- [WHAT YOU HAVE TO DO] From the entries below, list each line with "these".
--- --- ---
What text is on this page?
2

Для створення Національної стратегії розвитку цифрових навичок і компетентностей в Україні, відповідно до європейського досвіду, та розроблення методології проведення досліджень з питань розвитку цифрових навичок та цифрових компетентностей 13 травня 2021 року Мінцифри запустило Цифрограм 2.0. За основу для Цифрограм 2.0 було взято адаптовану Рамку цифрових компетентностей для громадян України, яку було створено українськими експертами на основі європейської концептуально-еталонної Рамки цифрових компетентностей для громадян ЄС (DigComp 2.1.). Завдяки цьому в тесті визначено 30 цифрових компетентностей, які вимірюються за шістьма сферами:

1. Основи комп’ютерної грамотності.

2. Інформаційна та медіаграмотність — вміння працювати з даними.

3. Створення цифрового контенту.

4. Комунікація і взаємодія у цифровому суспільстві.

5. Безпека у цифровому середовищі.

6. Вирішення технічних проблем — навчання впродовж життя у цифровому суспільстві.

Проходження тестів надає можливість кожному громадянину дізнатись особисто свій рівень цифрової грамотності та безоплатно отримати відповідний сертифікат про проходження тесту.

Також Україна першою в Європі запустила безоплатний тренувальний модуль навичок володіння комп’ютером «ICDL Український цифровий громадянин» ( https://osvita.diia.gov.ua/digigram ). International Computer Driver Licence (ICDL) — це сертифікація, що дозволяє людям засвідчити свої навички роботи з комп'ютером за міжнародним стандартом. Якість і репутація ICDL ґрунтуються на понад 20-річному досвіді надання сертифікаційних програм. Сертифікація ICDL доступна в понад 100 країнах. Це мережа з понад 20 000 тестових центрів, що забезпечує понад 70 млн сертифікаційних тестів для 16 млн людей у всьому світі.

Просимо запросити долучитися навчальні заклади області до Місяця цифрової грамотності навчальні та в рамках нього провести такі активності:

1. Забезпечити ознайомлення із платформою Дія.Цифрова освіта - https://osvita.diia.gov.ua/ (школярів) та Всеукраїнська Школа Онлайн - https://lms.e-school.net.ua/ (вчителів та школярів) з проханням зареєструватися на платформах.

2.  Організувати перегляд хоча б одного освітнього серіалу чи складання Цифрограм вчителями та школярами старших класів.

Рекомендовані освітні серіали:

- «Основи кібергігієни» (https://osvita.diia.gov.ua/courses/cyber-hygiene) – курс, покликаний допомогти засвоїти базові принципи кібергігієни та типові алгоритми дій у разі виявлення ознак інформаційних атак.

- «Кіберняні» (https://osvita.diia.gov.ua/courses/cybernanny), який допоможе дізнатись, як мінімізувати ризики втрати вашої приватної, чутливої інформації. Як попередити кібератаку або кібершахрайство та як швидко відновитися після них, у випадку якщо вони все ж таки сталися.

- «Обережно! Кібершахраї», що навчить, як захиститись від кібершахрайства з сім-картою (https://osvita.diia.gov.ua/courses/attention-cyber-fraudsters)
--- --- ---
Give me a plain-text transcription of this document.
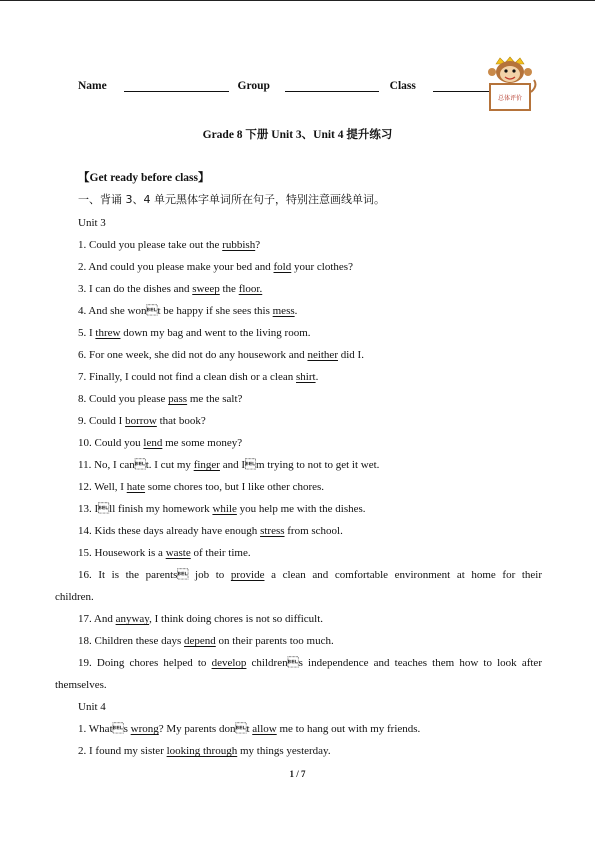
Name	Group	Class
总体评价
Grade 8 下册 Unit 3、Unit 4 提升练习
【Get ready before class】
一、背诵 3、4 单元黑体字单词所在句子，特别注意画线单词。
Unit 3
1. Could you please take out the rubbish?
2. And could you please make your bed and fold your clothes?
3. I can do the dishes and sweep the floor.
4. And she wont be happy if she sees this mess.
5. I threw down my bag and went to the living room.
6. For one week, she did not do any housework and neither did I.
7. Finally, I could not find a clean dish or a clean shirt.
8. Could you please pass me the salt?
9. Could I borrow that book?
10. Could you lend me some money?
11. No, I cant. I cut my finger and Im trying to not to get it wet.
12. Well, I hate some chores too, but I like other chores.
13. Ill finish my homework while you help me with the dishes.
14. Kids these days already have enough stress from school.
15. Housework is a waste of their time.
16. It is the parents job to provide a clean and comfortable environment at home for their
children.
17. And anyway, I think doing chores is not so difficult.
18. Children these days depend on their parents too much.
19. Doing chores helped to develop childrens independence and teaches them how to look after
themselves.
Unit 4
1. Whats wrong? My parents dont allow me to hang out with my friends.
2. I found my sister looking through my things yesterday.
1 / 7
--- --- ---
- [FINAL RESULT]
14. Kids these days already have enough stress from school.
18. Children these days depend on their parents too much.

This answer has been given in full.